What to work on: Scan the lines below for the string "Graduation" and report how many lines contain it, giving only the number.

Data to use:
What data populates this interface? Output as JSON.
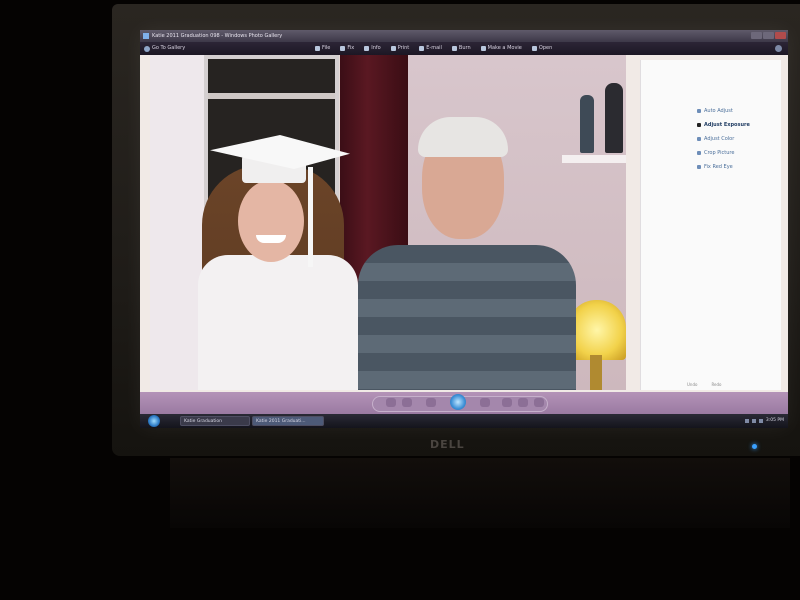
{
  "window": {
    "title": "Katie 2011 Graduation 098 - Windows Photo Gallery"
  },
  "toolbar": {
    "back_label": "Go To Gallery",
    "menu": [
      {
        "label": "File",
        "icon": "file-icon"
      },
      {
        "label": "Fix",
        "icon": "fix-icon"
      },
      {
        "label": "Info",
        "icon": "info-icon"
      },
      {
        "label": "Print",
        "icon": "print-icon"
      },
      {
        "label": "E-mail",
        "icon": "email-icon"
      },
      {
        "label": "Burn",
        "icon": "burn-icon"
      },
      {
        "label": "Make a Movie",
        "icon": "movie-icon"
      },
      {
        "label": "Open",
        "icon": "open-icon"
      }
    ]
  },
  "fix_pane": {
    "items": [
      {
        "label": "Auto Adjust",
        "active": false
      },
      {
        "label": "Adjust Exposure",
        "active": true
      },
      {
        "label": "Adjust Color",
        "active": false
      },
      {
        "label": "Crop Picture",
        "active": false
      },
      {
        "label": "Fix Red Eye",
        "active": false
      }
    ],
    "undo_label": "Undo",
    "redo_label": "Redo"
  },
  "taskbar": {
    "buttons": [
      {
        "label": "Katie Graduation",
        "active": false
      },
      {
        "label": "Katie 2011 Graduati...",
        "active": true
      }
    ],
    "clock": "3:05 PM"
  },
  "monitor": {
    "brand": "DELL"
  },
  "colors": {
    "playback_bar": "#9a7aa2",
    "taskbar": "#14141c",
    "power_led": "#3aa0ff"
  }
}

Response to this task: 2